>> begin MATERIAL FOR THE TASK
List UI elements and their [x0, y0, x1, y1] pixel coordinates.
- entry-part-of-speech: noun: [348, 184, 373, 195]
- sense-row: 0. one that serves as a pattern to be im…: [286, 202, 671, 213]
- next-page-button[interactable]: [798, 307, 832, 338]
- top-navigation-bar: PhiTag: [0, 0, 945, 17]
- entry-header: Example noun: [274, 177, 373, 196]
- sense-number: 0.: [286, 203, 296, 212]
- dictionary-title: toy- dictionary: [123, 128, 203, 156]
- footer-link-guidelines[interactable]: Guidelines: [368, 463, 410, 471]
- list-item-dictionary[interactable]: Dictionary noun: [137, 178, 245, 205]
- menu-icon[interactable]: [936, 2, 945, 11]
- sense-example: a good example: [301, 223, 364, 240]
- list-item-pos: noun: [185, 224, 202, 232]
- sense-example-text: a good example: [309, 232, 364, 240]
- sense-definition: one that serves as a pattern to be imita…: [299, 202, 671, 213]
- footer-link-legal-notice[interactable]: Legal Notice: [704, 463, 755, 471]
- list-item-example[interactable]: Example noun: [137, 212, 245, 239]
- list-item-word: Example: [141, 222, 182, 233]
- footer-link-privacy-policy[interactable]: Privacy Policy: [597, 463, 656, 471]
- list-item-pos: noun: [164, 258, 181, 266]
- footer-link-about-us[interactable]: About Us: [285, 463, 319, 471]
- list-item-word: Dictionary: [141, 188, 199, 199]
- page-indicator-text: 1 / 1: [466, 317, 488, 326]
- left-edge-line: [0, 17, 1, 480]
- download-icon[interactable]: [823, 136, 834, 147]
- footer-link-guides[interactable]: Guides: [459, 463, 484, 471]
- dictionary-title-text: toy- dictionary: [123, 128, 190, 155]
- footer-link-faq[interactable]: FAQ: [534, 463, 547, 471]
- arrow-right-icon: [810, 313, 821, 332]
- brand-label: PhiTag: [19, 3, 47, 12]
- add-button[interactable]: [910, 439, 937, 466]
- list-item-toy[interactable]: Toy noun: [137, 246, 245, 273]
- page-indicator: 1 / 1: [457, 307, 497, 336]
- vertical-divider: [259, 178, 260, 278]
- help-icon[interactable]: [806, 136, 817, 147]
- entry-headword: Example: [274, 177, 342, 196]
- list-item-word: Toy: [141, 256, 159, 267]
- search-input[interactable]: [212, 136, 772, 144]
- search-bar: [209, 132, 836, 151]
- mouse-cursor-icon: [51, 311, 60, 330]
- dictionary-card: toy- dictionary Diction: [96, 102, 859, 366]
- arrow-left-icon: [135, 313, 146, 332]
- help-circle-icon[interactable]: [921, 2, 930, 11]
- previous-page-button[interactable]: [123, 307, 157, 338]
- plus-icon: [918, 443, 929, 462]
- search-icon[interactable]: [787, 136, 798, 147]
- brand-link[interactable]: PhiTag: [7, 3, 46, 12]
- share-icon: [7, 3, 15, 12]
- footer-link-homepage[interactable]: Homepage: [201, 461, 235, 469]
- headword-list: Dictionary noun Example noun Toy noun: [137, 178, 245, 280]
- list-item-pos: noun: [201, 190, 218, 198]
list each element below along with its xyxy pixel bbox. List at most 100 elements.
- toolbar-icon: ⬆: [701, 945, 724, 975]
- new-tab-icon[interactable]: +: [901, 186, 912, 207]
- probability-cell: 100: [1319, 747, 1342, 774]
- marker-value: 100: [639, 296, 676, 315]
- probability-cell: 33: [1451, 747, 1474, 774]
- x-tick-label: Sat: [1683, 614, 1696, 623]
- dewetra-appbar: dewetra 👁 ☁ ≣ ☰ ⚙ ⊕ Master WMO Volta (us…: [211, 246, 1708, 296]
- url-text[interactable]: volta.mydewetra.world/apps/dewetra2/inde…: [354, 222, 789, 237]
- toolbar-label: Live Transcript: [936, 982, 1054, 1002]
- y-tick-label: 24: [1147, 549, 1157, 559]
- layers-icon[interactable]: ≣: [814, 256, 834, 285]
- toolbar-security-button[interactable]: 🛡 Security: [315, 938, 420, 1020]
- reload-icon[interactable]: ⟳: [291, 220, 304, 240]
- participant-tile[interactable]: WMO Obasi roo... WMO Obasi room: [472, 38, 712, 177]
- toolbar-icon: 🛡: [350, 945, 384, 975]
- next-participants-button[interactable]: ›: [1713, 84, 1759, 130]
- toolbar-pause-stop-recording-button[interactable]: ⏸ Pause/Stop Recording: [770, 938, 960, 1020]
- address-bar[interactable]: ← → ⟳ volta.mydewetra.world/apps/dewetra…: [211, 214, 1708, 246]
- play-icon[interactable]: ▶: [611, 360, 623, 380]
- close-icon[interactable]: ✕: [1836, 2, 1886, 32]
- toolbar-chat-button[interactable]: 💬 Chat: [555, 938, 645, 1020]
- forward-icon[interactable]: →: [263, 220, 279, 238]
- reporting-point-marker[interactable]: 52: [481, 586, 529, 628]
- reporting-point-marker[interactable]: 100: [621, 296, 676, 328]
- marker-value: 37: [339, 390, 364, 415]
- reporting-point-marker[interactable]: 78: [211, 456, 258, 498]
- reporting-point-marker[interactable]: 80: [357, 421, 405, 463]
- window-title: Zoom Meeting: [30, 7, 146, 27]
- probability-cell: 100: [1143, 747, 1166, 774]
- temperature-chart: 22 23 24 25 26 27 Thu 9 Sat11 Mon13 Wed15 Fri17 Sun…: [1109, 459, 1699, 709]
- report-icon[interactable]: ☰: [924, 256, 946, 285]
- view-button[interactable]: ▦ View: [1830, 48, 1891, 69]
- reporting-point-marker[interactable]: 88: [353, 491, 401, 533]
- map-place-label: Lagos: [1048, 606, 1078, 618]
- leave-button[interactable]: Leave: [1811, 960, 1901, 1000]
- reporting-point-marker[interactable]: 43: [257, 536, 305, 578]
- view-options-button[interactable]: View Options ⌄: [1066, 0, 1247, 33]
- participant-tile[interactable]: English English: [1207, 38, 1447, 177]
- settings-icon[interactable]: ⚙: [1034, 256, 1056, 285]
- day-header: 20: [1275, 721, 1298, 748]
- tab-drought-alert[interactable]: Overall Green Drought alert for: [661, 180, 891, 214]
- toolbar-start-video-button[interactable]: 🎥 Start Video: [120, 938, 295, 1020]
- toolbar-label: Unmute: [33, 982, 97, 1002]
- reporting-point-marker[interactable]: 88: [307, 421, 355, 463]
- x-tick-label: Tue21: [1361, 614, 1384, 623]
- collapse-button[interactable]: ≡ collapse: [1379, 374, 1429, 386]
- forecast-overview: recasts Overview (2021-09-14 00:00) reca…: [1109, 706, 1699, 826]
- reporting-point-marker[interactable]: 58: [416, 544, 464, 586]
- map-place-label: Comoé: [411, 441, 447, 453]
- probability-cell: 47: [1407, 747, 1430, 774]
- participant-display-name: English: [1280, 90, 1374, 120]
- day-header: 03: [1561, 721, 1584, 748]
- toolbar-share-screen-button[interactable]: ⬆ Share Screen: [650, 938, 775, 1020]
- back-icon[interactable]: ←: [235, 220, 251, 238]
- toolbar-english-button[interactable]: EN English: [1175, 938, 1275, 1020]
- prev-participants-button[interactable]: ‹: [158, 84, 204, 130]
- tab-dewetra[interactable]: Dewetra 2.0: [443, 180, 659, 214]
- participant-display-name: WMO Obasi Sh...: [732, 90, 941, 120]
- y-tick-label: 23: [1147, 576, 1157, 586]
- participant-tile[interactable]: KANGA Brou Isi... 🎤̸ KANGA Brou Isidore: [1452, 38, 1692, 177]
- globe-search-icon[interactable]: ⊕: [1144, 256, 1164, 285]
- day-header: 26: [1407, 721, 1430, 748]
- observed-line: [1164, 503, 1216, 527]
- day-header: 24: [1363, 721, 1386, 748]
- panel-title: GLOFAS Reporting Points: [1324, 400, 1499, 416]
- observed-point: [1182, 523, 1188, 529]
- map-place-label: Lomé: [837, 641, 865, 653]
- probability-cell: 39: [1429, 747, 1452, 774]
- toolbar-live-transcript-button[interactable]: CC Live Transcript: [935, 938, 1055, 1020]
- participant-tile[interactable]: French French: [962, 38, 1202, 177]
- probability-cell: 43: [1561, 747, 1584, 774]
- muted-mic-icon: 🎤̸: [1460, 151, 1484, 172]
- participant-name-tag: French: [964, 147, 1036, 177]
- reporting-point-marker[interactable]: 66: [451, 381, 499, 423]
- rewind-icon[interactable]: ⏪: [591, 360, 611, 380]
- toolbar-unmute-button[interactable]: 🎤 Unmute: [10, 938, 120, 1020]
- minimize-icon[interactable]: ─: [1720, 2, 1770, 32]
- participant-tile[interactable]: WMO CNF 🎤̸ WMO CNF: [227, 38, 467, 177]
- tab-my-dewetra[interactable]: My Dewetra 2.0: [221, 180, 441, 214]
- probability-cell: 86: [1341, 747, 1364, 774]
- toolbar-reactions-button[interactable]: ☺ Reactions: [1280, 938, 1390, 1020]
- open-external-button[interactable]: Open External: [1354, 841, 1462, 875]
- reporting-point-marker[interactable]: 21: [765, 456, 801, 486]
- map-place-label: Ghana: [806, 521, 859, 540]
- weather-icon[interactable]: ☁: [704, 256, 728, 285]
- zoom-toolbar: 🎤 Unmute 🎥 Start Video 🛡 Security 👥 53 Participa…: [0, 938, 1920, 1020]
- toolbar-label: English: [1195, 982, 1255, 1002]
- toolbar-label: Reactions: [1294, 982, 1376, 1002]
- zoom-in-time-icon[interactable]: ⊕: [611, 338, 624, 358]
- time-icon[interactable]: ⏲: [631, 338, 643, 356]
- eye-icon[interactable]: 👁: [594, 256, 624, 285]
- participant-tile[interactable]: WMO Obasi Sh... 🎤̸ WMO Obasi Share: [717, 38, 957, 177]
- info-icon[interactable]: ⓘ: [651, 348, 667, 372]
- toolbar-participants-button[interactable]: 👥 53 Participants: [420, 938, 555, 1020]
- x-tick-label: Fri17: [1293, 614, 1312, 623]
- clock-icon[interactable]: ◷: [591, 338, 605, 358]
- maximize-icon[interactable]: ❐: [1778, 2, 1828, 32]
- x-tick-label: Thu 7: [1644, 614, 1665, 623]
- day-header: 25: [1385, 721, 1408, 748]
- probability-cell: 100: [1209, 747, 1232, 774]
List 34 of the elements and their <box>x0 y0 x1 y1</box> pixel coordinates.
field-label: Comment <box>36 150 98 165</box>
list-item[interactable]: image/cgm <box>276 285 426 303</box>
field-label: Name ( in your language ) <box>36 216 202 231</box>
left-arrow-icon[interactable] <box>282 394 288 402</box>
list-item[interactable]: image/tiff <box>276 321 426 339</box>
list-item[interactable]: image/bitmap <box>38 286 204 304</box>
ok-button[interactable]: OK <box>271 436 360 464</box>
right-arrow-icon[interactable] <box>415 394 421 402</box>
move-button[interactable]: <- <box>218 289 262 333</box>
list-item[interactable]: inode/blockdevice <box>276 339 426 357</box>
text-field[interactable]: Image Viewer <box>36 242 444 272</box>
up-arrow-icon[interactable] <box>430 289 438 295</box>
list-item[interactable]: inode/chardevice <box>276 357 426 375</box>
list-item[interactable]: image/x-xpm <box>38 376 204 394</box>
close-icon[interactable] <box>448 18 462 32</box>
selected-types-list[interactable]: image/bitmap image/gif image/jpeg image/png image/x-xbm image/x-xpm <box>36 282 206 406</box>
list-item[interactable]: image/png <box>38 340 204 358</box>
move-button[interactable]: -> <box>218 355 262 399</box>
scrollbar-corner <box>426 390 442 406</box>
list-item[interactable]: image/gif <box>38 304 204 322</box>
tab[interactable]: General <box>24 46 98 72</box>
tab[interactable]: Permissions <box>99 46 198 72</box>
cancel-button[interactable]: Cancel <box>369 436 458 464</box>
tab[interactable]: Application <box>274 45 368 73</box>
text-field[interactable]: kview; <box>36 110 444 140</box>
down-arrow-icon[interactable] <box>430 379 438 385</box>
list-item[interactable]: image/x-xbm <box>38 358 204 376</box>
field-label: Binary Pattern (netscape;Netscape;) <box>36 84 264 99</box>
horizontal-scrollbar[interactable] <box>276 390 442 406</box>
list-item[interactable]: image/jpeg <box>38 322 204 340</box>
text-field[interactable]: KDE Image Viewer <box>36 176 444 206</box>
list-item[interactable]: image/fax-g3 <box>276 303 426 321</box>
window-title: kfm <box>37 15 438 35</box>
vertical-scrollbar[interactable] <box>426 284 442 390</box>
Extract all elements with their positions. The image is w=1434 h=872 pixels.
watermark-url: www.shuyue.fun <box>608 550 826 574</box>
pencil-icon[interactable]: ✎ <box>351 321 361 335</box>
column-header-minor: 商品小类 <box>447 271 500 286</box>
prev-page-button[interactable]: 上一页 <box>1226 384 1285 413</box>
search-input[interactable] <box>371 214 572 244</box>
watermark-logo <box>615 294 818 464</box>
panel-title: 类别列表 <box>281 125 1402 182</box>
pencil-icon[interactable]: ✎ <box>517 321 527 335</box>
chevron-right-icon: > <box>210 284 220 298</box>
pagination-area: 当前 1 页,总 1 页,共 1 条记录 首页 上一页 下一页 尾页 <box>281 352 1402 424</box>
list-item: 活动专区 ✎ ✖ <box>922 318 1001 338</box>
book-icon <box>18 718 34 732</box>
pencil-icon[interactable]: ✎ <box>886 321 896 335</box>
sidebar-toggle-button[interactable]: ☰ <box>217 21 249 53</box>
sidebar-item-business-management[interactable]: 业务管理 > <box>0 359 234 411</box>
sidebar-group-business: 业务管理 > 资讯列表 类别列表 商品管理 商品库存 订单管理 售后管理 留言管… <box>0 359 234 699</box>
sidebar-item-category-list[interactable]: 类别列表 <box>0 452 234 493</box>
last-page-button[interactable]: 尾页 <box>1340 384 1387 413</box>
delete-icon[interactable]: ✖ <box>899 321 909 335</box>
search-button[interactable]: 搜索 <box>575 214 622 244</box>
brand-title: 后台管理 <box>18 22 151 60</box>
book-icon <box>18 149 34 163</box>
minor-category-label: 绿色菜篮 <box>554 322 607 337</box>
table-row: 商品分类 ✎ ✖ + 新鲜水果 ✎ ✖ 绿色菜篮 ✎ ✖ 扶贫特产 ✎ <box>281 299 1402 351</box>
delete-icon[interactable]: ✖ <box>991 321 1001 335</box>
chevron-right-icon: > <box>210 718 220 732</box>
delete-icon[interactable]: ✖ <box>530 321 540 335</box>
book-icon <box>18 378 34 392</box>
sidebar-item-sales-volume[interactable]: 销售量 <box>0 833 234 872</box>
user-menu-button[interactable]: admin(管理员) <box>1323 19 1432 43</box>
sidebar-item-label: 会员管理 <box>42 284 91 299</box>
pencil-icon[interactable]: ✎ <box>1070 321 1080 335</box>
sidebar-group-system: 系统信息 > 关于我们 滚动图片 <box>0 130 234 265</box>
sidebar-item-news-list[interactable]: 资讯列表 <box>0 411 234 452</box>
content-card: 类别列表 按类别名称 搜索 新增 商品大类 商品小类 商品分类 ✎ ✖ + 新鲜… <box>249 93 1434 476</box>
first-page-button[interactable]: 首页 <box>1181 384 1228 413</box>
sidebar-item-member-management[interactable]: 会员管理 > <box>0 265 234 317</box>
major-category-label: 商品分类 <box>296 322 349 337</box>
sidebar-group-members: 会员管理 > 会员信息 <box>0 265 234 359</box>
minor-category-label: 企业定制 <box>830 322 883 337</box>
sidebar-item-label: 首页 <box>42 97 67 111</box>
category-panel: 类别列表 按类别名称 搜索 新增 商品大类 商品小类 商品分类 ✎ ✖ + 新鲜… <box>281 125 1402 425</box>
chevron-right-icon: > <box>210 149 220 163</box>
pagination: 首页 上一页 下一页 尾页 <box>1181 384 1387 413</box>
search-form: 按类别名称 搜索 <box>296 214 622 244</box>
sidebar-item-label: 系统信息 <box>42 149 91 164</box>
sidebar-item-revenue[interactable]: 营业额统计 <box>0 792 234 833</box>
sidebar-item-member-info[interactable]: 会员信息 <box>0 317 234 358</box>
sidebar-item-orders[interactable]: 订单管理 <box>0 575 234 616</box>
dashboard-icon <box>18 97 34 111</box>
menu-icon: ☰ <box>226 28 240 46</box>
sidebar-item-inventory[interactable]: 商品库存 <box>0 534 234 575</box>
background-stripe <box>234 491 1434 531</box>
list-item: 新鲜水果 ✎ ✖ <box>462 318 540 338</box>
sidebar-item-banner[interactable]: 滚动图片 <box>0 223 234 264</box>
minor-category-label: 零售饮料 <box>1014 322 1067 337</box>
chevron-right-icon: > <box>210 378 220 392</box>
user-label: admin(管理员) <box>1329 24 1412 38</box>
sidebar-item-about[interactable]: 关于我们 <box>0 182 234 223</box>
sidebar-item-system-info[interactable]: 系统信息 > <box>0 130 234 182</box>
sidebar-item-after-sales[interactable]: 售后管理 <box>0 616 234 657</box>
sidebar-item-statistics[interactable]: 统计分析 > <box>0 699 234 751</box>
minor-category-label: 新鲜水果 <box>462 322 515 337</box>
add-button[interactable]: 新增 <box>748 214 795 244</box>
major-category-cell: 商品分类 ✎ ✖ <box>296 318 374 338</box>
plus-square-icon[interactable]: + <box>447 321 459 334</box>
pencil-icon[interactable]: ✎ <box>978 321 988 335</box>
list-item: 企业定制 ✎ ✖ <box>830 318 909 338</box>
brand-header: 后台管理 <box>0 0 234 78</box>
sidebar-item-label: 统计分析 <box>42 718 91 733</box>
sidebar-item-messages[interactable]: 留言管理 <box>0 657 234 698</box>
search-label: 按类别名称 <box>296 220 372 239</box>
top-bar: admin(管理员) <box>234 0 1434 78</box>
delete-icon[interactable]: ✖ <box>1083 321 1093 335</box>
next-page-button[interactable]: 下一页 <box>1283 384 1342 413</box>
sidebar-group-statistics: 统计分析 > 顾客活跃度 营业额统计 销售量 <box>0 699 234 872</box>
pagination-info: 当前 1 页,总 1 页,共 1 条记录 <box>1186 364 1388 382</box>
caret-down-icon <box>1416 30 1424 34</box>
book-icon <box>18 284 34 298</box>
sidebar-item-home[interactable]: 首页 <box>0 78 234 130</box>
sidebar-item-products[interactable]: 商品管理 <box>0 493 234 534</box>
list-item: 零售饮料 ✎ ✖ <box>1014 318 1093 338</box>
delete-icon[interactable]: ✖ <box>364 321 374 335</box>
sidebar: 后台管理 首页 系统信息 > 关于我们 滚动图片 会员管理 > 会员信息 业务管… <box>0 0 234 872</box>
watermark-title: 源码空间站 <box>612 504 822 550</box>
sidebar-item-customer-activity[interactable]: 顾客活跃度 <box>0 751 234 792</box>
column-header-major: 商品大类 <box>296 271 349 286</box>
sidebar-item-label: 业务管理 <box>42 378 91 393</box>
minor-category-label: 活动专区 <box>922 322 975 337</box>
>> end MATERIAL FOR THE TASK
» AIM OF THE EXERCISE:
Reproduce the records from the start through the line containing "- arrow-right-icon: [810, 313, 821, 332]", inclusive, with "pixel coordinates" replaced by "screen coordinates" and every other character left unchanged.

» WRITTEN ANSWER:
List UI elements and their [x0, y0, x1, y1] screen coordinates.
- entry-part-of-speech: noun: [348, 184, 373, 195]
- sense-row: 0. one that serves as a pattern to be im…: [286, 202, 671, 213]
- next-page-button[interactable]: [798, 307, 832, 338]
- top-navigation-bar: PhiTag: [0, 0, 945, 17]
- entry-header: Example noun: [274, 177, 373, 196]
- sense-number: 0.: [286, 203, 296, 212]
- dictionary-title: toy- dictionary: [123, 128, 203, 156]
- footer-link-guidelines[interactable]: Guidelines: [368, 463, 410, 471]
- list-item-dictionary[interactable]: Dictionary noun: [137, 178, 245, 205]
- menu-icon[interactable]: [936, 2, 945, 11]
- sense-example: a good example: [301, 223, 364, 240]
- list-item-pos: noun: [185, 224, 202, 232]
- sense-example-text: a good example: [309, 232, 364, 240]
- sense-definition: one that serves as a pattern to be imita…: [299, 202, 671, 213]
- footer-link-legal-notice[interactable]: Legal Notice: [704, 463, 755, 471]
- list-item-example[interactable]: Example noun: [137, 212, 245, 239]
- list-item-word: Example: [141, 222, 182, 233]
- footer-link-privacy-policy[interactable]: Privacy Policy: [597, 463, 656, 471]
- list-item-pos: noun: [164, 258, 181, 266]
- footer-link-about-us[interactable]: About Us: [285, 463, 319, 471]
- list-item-word: Dictionary: [141, 188, 199, 199]
- page-indicator-text: 1 / 1: [466, 317, 488, 326]
- left-edge-line: [0, 17, 1, 480]
- download-icon[interactable]: [823, 136, 834, 147]
- footer-link-guides[interactable]: Guides: [459, 463, 484, 471]
- dictionary-title-text: toy- dictionary: [123, 128, 190, 155]
- footer-link-faq[interactable]: FAQ: [534, 463, 547, 471]
- arrow-right-icon: [810, 313, 821, 332]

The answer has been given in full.